--- PROVIDED ENTRIES ---
╭──

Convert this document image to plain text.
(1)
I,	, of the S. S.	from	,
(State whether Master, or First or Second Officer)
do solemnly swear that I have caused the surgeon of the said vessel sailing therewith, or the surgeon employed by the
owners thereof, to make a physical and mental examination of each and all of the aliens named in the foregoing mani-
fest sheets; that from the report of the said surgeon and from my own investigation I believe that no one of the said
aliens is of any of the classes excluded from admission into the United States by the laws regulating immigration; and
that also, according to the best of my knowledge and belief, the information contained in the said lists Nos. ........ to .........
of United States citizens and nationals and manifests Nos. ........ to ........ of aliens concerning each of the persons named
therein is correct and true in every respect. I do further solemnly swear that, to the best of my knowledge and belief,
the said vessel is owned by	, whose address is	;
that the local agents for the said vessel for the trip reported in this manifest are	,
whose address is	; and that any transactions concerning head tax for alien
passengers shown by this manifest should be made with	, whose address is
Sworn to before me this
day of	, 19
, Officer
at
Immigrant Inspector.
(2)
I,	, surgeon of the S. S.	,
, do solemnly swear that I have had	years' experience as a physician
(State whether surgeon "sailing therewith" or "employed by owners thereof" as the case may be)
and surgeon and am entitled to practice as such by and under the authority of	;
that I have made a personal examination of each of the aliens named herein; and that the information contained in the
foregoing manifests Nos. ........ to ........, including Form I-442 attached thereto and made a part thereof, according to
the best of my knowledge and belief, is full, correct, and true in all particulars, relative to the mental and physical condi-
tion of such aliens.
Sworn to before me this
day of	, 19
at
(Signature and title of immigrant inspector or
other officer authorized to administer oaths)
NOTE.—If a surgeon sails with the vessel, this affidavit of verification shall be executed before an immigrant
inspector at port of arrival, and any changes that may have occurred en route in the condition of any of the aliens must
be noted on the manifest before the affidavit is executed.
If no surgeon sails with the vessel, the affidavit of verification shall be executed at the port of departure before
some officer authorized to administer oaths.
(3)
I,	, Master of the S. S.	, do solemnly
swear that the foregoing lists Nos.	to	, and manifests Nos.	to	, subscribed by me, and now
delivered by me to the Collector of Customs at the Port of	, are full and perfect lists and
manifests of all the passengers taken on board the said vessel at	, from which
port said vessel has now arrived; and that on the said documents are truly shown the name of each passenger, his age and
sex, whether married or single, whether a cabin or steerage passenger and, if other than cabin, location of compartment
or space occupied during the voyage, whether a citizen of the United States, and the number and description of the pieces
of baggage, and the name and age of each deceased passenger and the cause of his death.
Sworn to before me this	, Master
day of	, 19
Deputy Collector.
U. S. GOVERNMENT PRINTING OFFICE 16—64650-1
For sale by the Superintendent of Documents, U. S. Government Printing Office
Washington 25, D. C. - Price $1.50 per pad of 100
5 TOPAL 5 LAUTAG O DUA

╰──
╭──

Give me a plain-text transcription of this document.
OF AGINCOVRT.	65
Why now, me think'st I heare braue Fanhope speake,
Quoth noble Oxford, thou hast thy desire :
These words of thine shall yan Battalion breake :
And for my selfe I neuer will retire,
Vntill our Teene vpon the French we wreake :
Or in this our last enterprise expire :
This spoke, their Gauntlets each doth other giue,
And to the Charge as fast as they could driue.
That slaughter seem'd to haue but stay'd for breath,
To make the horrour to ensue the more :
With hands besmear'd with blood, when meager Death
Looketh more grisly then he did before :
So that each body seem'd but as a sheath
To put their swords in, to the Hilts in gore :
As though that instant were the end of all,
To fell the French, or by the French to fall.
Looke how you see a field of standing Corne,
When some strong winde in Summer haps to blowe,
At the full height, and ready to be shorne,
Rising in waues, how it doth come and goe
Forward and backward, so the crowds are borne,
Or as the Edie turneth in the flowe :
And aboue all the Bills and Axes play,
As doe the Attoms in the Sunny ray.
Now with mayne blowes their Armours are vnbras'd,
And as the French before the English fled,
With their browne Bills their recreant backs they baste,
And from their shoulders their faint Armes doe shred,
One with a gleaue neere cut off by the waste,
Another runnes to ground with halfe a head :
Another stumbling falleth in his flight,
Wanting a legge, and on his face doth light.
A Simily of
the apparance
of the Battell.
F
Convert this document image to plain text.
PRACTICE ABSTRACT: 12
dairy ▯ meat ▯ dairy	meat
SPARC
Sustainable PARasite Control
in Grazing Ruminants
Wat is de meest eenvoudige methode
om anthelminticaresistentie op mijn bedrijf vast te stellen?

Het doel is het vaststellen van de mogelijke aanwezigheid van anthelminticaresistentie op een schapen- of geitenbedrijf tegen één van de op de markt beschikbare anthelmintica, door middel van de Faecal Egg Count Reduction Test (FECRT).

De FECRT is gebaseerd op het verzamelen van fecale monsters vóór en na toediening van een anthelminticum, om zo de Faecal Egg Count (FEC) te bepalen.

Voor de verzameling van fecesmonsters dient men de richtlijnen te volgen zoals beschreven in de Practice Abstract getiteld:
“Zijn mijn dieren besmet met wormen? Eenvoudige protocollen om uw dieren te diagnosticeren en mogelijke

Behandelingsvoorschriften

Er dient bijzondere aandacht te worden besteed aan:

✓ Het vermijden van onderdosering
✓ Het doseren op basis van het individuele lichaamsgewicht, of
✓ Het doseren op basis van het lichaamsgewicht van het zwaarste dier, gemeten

╰──

--- REQUEST ---
Pull out every line holding "mental" from the records above, and copy it.

--- TASK OUTPUT ---
owners thereof, to make a physical and mental examination of each and all of the aliens named in the foregoing mani-
the best of my knowledge and belief, is full, correct, and true in all particulars, relative to the mental and physical condi-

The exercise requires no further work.